>> Start Extracted records

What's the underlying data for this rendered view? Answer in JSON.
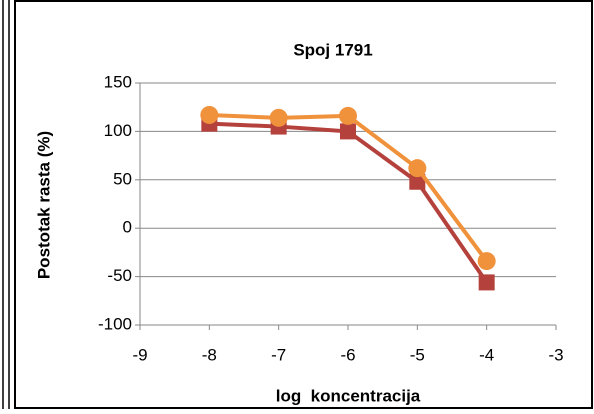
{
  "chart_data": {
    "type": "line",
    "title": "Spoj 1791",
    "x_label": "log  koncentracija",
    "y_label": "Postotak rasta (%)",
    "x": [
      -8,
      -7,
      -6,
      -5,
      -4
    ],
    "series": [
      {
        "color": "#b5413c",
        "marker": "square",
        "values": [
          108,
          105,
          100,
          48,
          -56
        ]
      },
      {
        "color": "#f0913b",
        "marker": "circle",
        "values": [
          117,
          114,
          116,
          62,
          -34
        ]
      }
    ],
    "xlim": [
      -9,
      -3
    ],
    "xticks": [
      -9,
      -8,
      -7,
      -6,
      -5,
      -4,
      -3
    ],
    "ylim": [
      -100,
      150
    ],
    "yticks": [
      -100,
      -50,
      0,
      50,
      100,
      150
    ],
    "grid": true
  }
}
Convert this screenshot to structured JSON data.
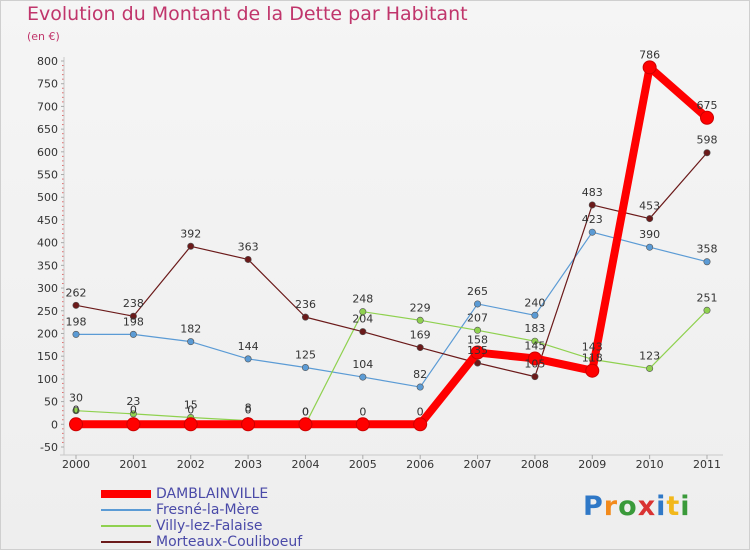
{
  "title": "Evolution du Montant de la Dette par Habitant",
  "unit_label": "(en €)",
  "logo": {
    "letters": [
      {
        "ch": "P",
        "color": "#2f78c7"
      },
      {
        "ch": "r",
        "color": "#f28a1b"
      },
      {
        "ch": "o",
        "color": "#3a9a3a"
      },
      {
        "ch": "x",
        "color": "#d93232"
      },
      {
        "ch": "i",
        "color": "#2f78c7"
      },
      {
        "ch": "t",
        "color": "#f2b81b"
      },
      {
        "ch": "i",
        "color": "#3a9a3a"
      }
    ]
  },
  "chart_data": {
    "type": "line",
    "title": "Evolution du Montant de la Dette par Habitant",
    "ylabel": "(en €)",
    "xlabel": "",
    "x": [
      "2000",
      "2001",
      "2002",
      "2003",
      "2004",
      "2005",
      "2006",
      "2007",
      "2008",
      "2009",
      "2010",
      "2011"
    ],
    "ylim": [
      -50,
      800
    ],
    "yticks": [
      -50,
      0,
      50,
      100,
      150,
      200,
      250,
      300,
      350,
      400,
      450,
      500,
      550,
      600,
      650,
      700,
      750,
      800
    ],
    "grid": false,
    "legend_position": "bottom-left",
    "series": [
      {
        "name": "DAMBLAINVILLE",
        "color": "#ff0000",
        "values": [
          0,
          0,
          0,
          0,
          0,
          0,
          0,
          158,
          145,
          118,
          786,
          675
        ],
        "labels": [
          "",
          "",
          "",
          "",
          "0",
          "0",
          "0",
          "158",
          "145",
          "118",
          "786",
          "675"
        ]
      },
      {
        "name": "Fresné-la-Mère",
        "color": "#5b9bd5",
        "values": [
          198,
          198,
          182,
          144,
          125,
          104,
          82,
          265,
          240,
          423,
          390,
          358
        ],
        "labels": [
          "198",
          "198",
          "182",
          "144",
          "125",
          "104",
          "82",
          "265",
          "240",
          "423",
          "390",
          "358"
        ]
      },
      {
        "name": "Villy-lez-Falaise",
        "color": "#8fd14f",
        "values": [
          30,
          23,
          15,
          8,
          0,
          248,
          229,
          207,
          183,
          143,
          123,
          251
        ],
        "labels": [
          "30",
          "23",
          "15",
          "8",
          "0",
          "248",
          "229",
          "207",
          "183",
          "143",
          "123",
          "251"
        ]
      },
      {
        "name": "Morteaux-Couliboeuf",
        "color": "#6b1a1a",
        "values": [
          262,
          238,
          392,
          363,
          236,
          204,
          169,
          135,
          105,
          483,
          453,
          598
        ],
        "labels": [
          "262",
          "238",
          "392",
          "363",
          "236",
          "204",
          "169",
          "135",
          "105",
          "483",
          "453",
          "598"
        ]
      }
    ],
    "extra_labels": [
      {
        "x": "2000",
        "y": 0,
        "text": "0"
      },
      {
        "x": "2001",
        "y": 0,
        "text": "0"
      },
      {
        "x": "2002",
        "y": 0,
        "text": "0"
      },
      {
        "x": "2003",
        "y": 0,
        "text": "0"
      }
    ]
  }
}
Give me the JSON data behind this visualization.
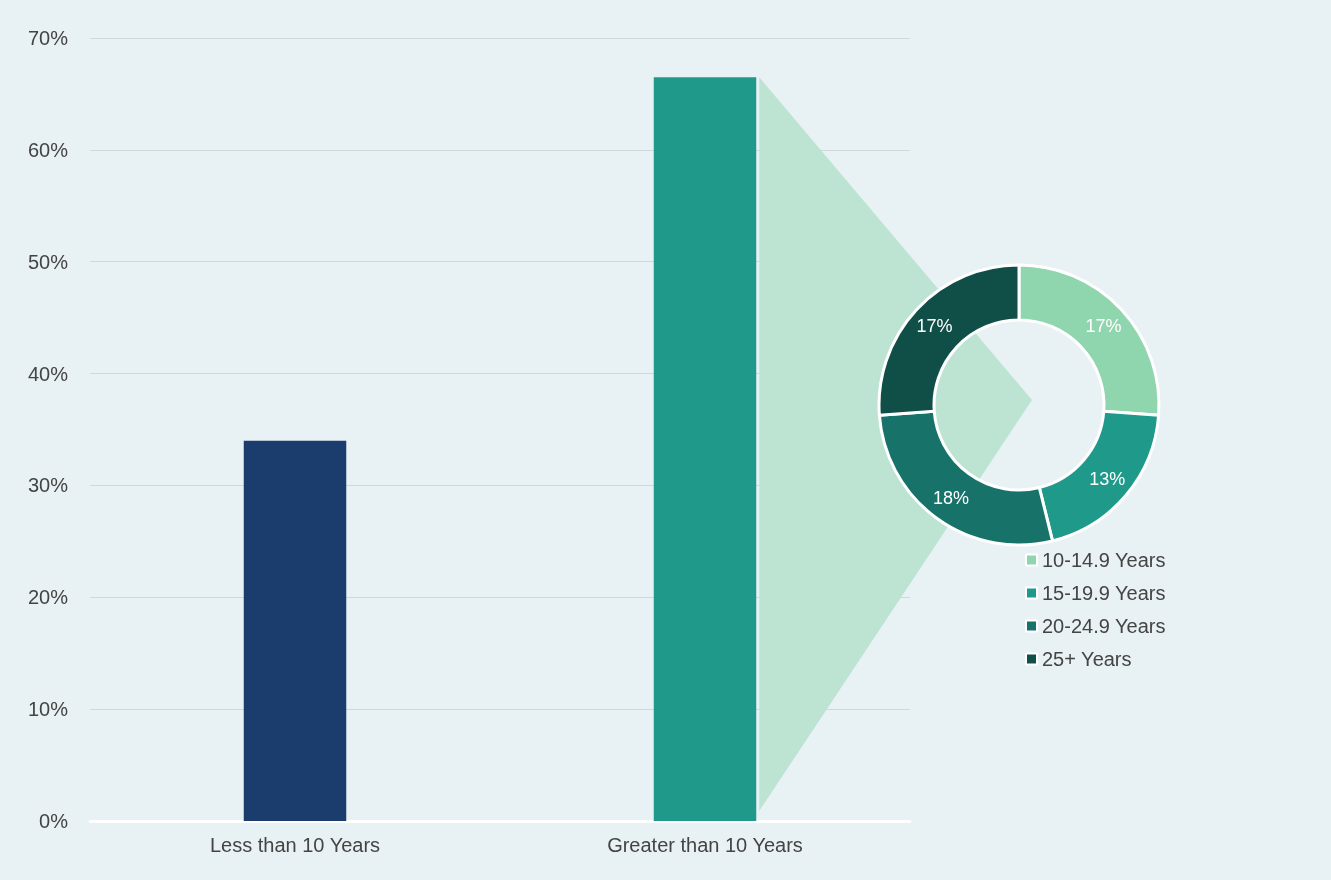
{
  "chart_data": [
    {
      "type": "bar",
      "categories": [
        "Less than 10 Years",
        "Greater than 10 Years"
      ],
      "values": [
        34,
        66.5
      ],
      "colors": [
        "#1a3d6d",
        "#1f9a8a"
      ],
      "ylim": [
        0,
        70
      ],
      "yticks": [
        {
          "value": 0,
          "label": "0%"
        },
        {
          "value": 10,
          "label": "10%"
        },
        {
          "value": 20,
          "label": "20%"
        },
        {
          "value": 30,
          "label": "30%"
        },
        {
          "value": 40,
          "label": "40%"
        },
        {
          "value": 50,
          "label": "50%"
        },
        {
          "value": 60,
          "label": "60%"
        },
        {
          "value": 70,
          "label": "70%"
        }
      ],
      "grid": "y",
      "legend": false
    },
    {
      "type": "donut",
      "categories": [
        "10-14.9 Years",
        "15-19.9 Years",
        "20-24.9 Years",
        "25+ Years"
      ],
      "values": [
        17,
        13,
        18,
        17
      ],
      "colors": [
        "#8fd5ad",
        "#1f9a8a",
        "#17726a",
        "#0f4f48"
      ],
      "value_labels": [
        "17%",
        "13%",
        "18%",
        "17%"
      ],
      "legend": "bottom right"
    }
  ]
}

>> End Extracted records

→ What to do
Your copy should repeat each entry above exactly but contain no pictures.

→ Task response
What's the underlying data for this rendered view? Answer in JSON.
{
  "chart_data": {
    "type": "line",
    "title": "Spoj 1791",
    "x_label": "log  koncentracija",
    "y_label": "Postotak rasta (%)",
    "x": [
      -8,
      -7,
      -6,
      -5,
      -4
    ],
    "series": [
      {
        "color": "#b5413c",
        "marker": "square",
        "values": [
          108,
          105,
          100,
          48,
          -56
        ]
      },
      {
        "color": "#f0913b",
        "marker": "circle",
        "values": [
          117,
          114,
          116,
          62,
          -34
        ]
      }
    ],
    "xlim": [
      -9,
      -3
    ],
    "xticks": [
      -9,
      -8,
      -7,
      -6,
      -5,
      -4,
      -3
    ],
    "ylim": [
      -100,
      150
    ],
    "yticks": [
      -100,
      -50,
      0,
      50,
      100,
      150
    ],
    "grid": true
  }
}
Convert this screenshot to structured JSON data.
{
  "title": "Evolution du Montant de la Dette par Habitant",
  "unit_label": "(en €)",
  "logo": {
    "letters": [
      {
        "ch": "P",
        "color": "#2f78c7"
      },
      {
        "ch": "r",
        "color": "#f28a1b"
      },
      {
        "ch": "o",
        "color": "#3a9a3a"
      },
      {
        "ch": "x",
        "color": "#d93232"
      },
      {
        "ch": "i",
        "color": "#2f78c7"
      },
      {
        "ch": "t",
        "color": "#f2b81b"
      },
      {
        "ch": "i",
        "color": "#3a9a3a"
      }
    ]
  },
  "chart_data": {
    "type": "line",
    "title": "Evolution du Montant de la Dette par Habitant",
    "ylabel": "(en €)",
    "xlabel": "",
    "x": [
      "2000",
      "2001",
      "2002",
      "2003",
      "2004",
      "2005",
      "2006",
      "2007",
      "2008",
      "2009",
      "2010",
      "2011"
    ],
    "ylim": [
      -50,
      800
    ],
    "yticks": [
      -50,
      0,
      50,
      100,
      150,
      200,
      250,
      300,
      350,
      400,
      450,
      500,
      550,
      600,
      650,
      700,
      750,
      800
    ],
    "grid": false,
    "legend_position": "bottom-left",
    "series": [
      {
        "name": "DAMBLAINVILLE",
        "color": "#ff0000",
        "values": [
          0,
          0,
          0,
          0,
          0,
          0,
          0,
          158,
          145,
          118,
          786,
          675
        ],
        "labels": [
          "",
          "",
          "",
          "",
          "0",
          "0",
          "0",
          "158",
          "145",
          "118",
          "786",
          "675"
        ]
      },
      {
        "name": "Fresné-la-Mère",
        "color": "#5b9bd5",
        "values": [
          198,
          198,
          182,
          144,
          125,
          104,
          82,
          265,
          240,
          423,
          390,
          358
        ],
        "labels": [
          "198",
          "198",
          "182",
          "144",
          "125",
          "104",
          "82",
          "265",
          "240",
          "423",
          "390",
          "358"
        ]
      },
      {
        "name": "Villy-lez-Falaise",
        "color": "#8fd14f",
        "values": [
          30,
          23,
          15,
          8,
          0,
          248,
          229,
          207,
          183,
          143,
          123,
          251
        ],
        "labels": [
          "30",
          "23",
          "15",
          "8",
          "0",
          "248",
          "229",
          "207",
          "183",
          "143",
          "123",
          "251"
        ]
      },
      {
        "name": "Morteaux-Couliboeuf",
        "color": "#6b1a1a",
        "values": [
          262,
          238,
          392,
          363,
          236,
          204,
          169,
          135,
          105,
          483,
          453,
          598
        ],
        "labels": [
          "262",
          "238",
          "392",
          "363",
          "236",
          "204",
          "169",
          "135",
          "105",
          "483",
          "453",
          "598"
        ]
      }
    ],
    "extra_labels": [
      {
        "x": "2000",
        "y": 0,
        "text": "0"
      },
      {
        "x": "2001",
        "y": 0,
        "text": "0"
      },
      {
        "x": "2002",
        "y": 0,
        "text": "0"
      },
      {
        "x": "2003",
        "y": 0,
        "text": "0"
      }
    ]
  }
}
Give me the JSON data behind this visualization.
{
  "chart_data": [
    {
      "type": "bar",
      "categories": [
        "Less than 10 Years",
        "Greater than 10 Years"
      ],
      "values": [
        34,
        66.5
      ],
      "colors": [
        "#1a3d6d",
        "#1f9a8a"
      ],
      "ylim": [
        0,
        70
      ],
      "yticks": [
        {
          "value": 0,
          "label": "0%"
        },
        {
          "value": 10,
          "label": "10%"
        },
        {
          "value": 20,
          "label": "20%"
        },
        {
          "value": 30,
          "label": "30%"
        },
        {
          "value": 40,
          "label": "40%"
        },
        {
          "value": 50,
          "label": "50%"
        },
        {
          "value": 60,
          "label": "60%"
        },
        {
          "value": 70,
          "label": "70%"
        }
      ],
      "grid": "y",
      "legend": false
    },
    {
      "type": "donut",
      "categories": [
        "10-14.9 Years",
        "15-19.9 Years",
        "20-24.9 Years",
        "25+ Years"
      ],
      "values": [
        17,
        13,
        18,
        17
      ],
      "colors": [
        "#8fd5ad",
        "#1f9a8a",
        "#17726a",
        "#0f4f48"
      ],
      "value_labels": [
        "17%",
        "13%",
        "18%",
        "17%"
      ],
      "legend": "bottom right"
    }
  ]
}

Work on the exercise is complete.